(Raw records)
* * * * * * * * *

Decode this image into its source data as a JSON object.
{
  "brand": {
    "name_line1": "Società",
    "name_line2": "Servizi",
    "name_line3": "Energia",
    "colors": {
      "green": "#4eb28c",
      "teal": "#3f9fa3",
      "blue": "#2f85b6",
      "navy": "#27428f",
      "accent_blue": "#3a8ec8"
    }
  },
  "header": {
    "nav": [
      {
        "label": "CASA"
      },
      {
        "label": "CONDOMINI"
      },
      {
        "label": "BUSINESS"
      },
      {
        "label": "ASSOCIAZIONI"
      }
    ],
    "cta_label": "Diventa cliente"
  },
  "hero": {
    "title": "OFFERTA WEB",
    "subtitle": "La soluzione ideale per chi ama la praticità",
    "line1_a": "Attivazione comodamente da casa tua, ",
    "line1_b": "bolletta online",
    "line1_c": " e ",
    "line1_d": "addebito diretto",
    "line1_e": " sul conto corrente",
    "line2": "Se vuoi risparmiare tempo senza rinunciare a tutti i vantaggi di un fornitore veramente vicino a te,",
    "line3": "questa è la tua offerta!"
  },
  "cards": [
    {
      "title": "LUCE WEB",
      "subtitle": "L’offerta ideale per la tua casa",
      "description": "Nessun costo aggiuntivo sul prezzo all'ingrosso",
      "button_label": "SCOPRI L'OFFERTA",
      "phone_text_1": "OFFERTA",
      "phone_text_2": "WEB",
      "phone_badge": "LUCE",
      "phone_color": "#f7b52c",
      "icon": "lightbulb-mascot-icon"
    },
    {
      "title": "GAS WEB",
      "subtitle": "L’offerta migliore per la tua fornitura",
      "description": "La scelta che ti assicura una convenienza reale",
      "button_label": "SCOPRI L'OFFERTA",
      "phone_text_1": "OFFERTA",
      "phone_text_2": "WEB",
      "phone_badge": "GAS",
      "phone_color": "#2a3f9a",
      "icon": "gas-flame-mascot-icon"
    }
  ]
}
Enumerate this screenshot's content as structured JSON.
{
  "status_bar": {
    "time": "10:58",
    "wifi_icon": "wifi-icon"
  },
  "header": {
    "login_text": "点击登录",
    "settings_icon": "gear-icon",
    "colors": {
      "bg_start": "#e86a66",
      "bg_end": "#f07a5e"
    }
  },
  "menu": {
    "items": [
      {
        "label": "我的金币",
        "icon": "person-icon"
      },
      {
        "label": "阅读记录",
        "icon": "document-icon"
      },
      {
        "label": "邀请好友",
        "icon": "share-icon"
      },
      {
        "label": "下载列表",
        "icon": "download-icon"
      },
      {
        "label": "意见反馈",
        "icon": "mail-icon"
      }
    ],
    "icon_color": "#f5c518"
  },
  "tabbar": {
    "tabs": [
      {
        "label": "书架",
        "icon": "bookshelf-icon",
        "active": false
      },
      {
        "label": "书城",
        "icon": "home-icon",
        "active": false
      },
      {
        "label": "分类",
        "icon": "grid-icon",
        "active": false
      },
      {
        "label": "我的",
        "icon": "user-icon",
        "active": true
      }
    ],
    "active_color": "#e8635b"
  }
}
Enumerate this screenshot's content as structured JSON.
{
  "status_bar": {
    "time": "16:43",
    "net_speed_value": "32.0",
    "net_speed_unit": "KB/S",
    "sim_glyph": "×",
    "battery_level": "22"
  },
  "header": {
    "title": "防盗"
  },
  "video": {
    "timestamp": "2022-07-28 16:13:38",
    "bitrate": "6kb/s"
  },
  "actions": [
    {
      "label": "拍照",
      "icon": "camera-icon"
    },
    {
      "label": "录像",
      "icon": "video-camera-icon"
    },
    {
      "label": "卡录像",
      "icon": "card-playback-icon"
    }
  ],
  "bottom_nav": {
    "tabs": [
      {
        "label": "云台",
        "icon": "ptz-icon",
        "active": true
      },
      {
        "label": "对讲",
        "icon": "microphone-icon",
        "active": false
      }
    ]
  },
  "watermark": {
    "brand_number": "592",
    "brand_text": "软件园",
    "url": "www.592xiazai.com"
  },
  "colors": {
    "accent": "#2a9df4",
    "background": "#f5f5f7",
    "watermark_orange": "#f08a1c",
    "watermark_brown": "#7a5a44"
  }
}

* * * * * * * * *

* Problem to solve
Repeat the records above exactly, from the first line to the last.

* Response to the task
Decode this image into its source data as a JSON object.
{
  "brand": {
    "name_line1": "Società",
    "name_line2": "Servizi",
    "name_line3": "Energia",
    "colors": {
      "green": "#4eb28c",
      "teal": "#3f9fa3",
      "blue": "#2f85b6",
      "navy": "#27428f",
      "accent_blue": "#3a8ec8"
    }
  },
  "header": {
    "nav": [
      {
        "label": "CASA"
      },
      {
        "label": "CONDOMINI"
      },
      {
        "label": "BUSINESS"
      },
      {
        "label": "ASSOCIAZIONI"
      }
    ],
    "cta_label": "Diventa cliente"
  },
  "hero": {
    "title": "OFFERTA WEB",
    "subtitle": "La soluzione ideale per chi ama la praticità",
    "line1_a": "Attivazione comodamente da casa tua, ",
    "line1_b": "bolletta online",
    "line1_c": " e ",
    "line1_d": "addebito diretto",
    "line1_e": " sul conto corrente",
    "line2": "Se vuoi risparmiare tempo senza rinunciare a tutti i vantaggi di un fornitore veramente vicino a te,",
    "line3": "questa è la tua offerta!"
  },
  "cards": [
    {
      "title": "LUCE WEB",
      "subtitle": "L’offerta ideale per la tua casa",
      "description": "Nessun costo aggiuntivo sul prezzo all'ingrosso",
      "button_label": "SCOPRI L'OFFERTA",
      "phone_text_1": "OFFERTA",
      "phone_text_2": "WEB",
      "phone_badge": "LUCE",
      "phone_color": "#f7b52c",
      "icon": "lightbulb-mascot-icon"
    },
    {
      "title": "GAS WEB",
      "subtitle": "L’offerta migliore per la tua fornitura",
      "description": "La scelta che ti assicura una convenienza reale",
      "button_label": "SCOPRI L'OFFERTA",
      "phone_text_1": "OFFERTA",
      "phone_text_2": "WEB",
      "phone_badge": "GAS",
      "phone_color": "#2a3f9a",
      "icon": "gas-flame-mascot-icon"
    }
  ]
}
Enumerate this screenshot's content as structured JSON.
{
  "status_bar": {
    "time": "10:58",
    "wifi_icon": "wifi-icon"
  },
  "header": {
    "login_text": "点击登录",
    "settings_icon": "gear-icon",
    "colors": {
      "bg_start": "#e86a66",
      "bg_end": "#f07a5e"
    }
  },
  "menu": {
    "items": [
      {
        "label": "我的金币",
        "icon": "person-icon"
      },
      {
        "label": "阅读记录",
        "icon": "document-icon"
      },
      {
        "label": "邀请好友",
        "icon": "share-icon"
      },
      {
        "label": "下载列表",
        "icon": "download-icon"
      },
      {
        "label": "意见反馈",
        "icon": "mail-icon"
      }
    ],
    "icon_color": "#f5c518"
  },
  "tabbar": {
    "tabs": [
      {
        "label": "书架",
        "icon": "bookshelf-icon",
        "active": false
      },
      {
        "label": "书城",
        "icon": "home-icon",
        "active": false
      },
      {
        "label": "分类",
        "icon": "grid-icon",
        "active": false
      },
      {
        "label": "我的",
        "icon": "user-icon",
        "active": true
      }
    ],
    "active_color": "#e8635b"
  }
}
Enumerate this screenshot's content as structured JSON.
{
  "status_bar": {
    "time": "16:43",
    "net_speed_value": "32.0",
    "net_speed_unit": "KB/S",
    "sim_glyph": "×",
    "battery_level": "22"
  },
  "header": {
    "title": "防盗"
  },
  "video": {
    "timestamp": "2022-07-28 16:13:38",
    "bitrate": "6kb/s"
  },
  "actions": [
    {
      "label": "拍照",
      "icon": "camera-icon"
    },
    {
      "label": "录像",
      "icon": "video-camera-icon"
    },
    {
      "label": "卡录像",
      "icon": "card-playback-icon"
    }
  ],
  "bottom_nav": {
    "tabs": [
      {
        "label": "云台",
        "icon": "ptz-icon",
        "active": true
      },
      {
        "label": "对讲",
        "icon": "microphone-icon",
        "active": false
      }
    ]
  },
  "watermark": {
    "brand_number": "592",
    "brand_text": "软件园",
    "url": "www.592xiazai.com"
  },
  "colors": {
    "accent": "#2a9df4",
    "background": "#f5f5f7",
    "watermark_orange": "#f08a1c",
    "watermark_brown": "#7a5a44"
  }
}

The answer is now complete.